(Stored entries)
★ ★ ★

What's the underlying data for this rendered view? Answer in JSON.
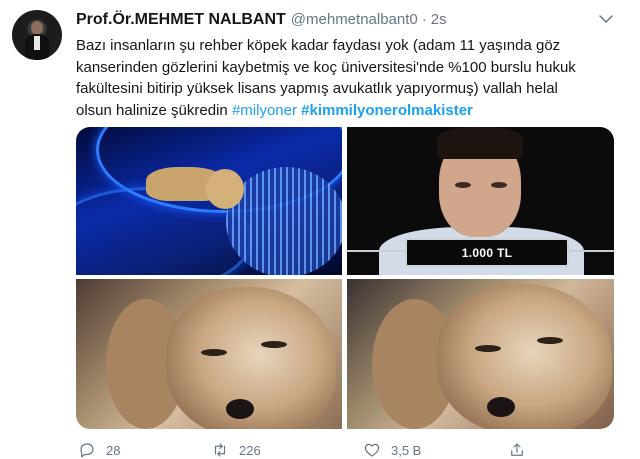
{
  "tweet": {
    "author_name": "Prof.Ör.MEHMET NALBANT",
    "handle": "@mehmetnalbant0",
    "separator": "·",
    "time": "2s",
    "text_lines": [
      "Bazı insanların şu rehber köpek kadar faydası yok (adam 11 yaşında göz",
      "kanserinden gözlerini kaybetmiş ve koç üniversitesi'nde %100 burslu hukuk",
      "fakültesini bitirip yüksek lisans yapmış avukatlık yapıyormuş) vallah helal",
      "olsun halinize şükredin "
    ],
    "hashtags": [
      "#milyoner",
      "#kimmilyonerolmakister"
    ],
    "media": {
      "money_label": "1.000 TL"
    },
    "actions": {
      "reply_count": "28",
      "retweet_count": "226",
      "like_count": "3,5 B"
    }
  },
  "icons": {
    "caret": "chevron-down-icon",
    "reply": "reply-icon",
    "retweet": "retweet-icon",
    "like": "heart-icon",
    "share": "share-icon"
  },
  "colors": {
    "hashtag": "#1da1f2",
    "secondary_text": "#657786",
    "primary_text": "#14171a"
  }
}
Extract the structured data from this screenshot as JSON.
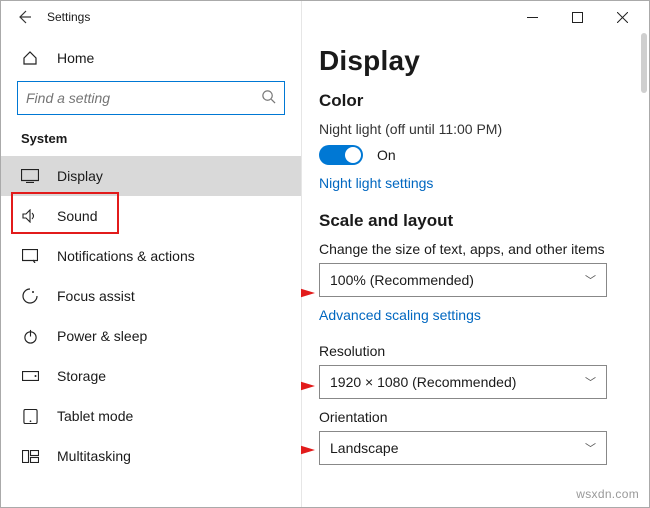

★ ★ ★

Gather all lines of the records that include the word "data".

OUTPUT OF THE TASK:
What's the underlying data for this rendered view? Answer in JSON.
Extract the structured data from this screenshot as JSON.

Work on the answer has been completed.